Entries with figure data:
►

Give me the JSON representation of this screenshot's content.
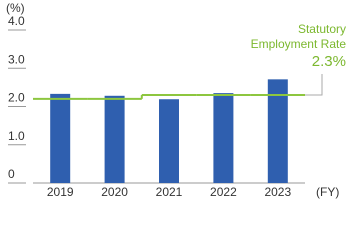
{
  "chart_data": {
    "type": "bar",
    "y_unit": "(%)",
    "x_unit": "(FY)",
    "categories": [
      "2019",
      "2020",
      "2021",
      "2022",
      "2023"
    ],
    "values": [
      2.33,
      2.28,
      2.19,
      2.35,
      2.71
    ],
    "color": "#2f5faf",
    "statutory": {
      "name_lines": [
        "Statutory",
        "Employment Rate"
      ],
      "values": [
        2.2,
        2.2,
        2.3,
        2.3,
        2.3
      ],
      "value_label": "2.3%",
      "color": "#8dc63f"
    },
    "ylim": [
      0,
      4
    ],
    "yticks": [
      0,
      {
        "value": 1,
        "label": "1.0"
      },
      {
        "value": 2,
        "label": "2.0"
      },
      {
        "value": 3,
        "label": "3.0"
      },
      {
        "value": 4,
        "label": "4.0"
      }
    ]
  }
}
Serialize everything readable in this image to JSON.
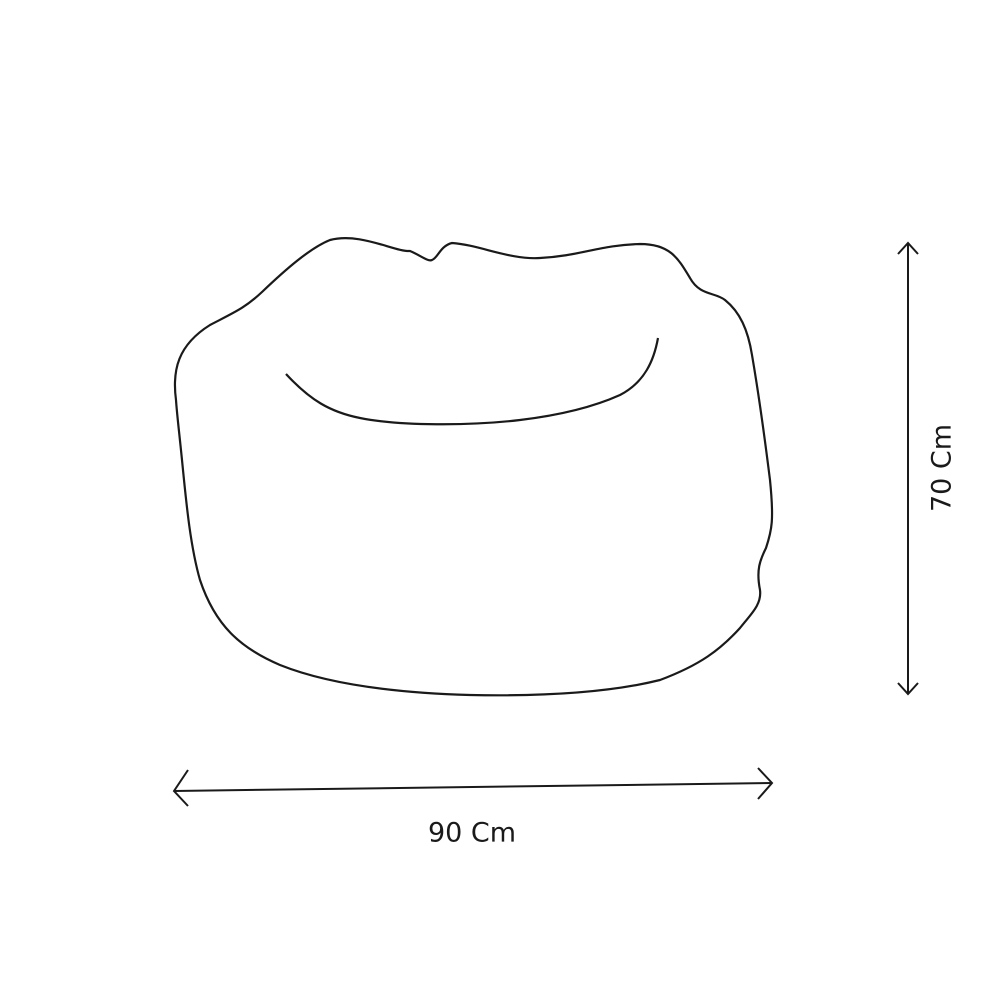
{
  "dimensions": {
    "width_label": "90 Cm",
    "height_label": "70 Cm"
  },
  "colors": {
    "stroke": "#1a1a1a",
    "background": "#ffffff"
  }
}
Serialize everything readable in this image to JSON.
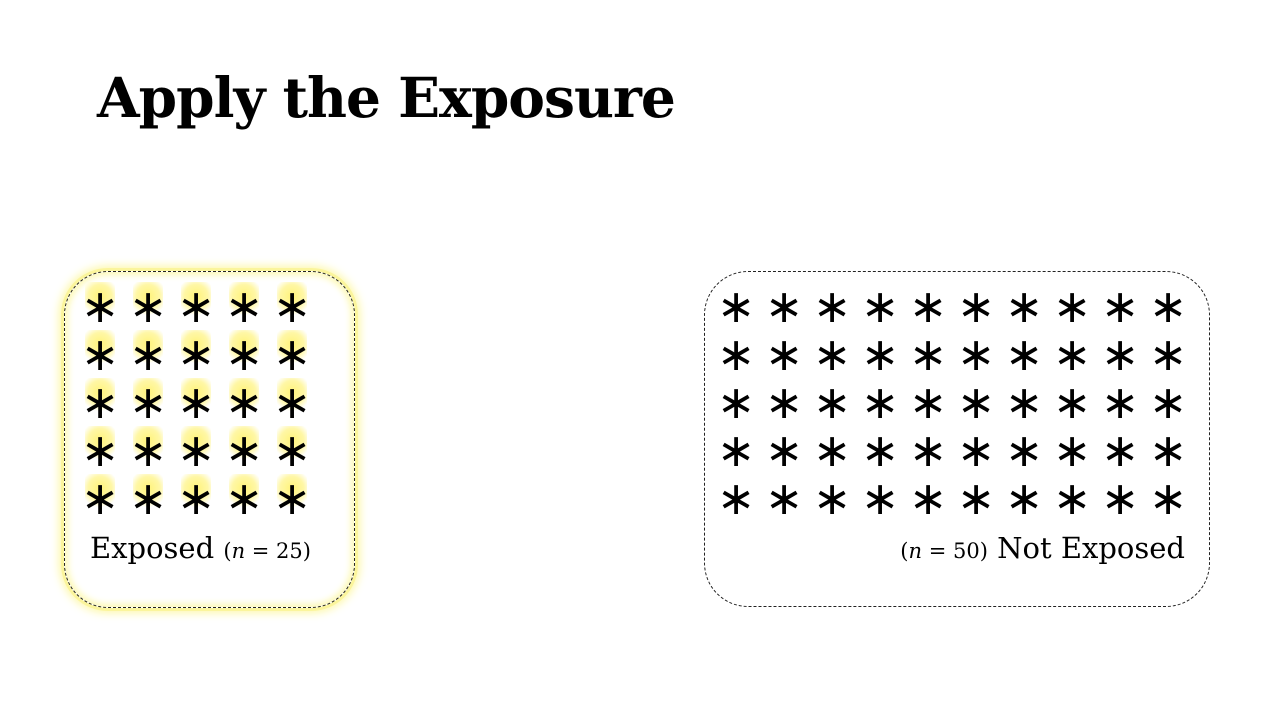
{
  "title": "Apply the Exposure",
  "groups": {
    "exposed": {
      "label": "Exposed",
      "n_open": "(",
      "n_var": "n",
      "n_eq": " = 25)",
      "n": 25,
      "rows": 5,
      "cols": 5,
      "highlight_color": "#fff37a"
    },
    "not_exposed": {
      "label": "Not Exposed",
      "n_open": "(",
      "n_var": "n",
      "n_eq": " = 50)",
      "n": 50,
      "rows": 5,
      "cols": 10
    }
  },
  "star_glyph": "∗"
}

◄

Leave out the pictures and copy everything else in the records word for word.

Give me the JSON representation of this screenshot's content.
{
  "chart_data": {
    "type": "bar",
    "y_unit": "(%)",
    "x_unit": "(FY)",
    "categories": [
      "2019",
      "2020",
      "2021",
      "2022",
      "2023"
    ],
    "values": [
      2.33,
      2.28,
      2.19,
      2.35,
      2.71
    ],
    "color": "#2f5faf",
    "statutory": {
      "name_lines": [
        "Statutory",
        "Employment Rate"
      ],
      "values": [
        2.2,
        2.2,
        2.3,
        2.3,
        2.3
      ],
      "value_label": "2.3%",
      "color": "#8dc63f"
    },
    "ylim": [
      0,
      4
    ],
    "yticks": [
      0,
      {
        "value": 1,
        "label": "1.0"
      },
      {
        "value": 2,
        "label": "2.0"
      },
      {
        "value": 3,
        "label": "3.0"
      },
      {
        "value": 4,
        "label": "4.0"
      }
    ]
  }
}
Serialize everything readable in this image to JSON.
{
  "dimensions": {
    "width_label": "90 Cm",
    "height_label": "70 Cm"
  },
  "colors": {
    "stroke": "#1a1a1a",
    "background": "#ffffff"
  }
}
Serialize everything readable in this image to JSON.
{
  "title": "Apply the Exposure",
  "groups": {
    "exposed": {
      "label": "Exposed",
      "n_open": "(",
      "n_var": "n",
      "n_eq": " = 25)",
      "n": 25,
      "rows": 5,
      "cols": 5,
      "highlight_color": "#fff37a"
    },
    "not_exposed": {
      "label": "Not Exposed",
      "n_open": "(",
      "n_var": "n",
      "n_eq": " = 50)",
      "n": 50,
      "rows": 5,
      "cols": 10
    }
  },
  "star_glyph": "∗"
}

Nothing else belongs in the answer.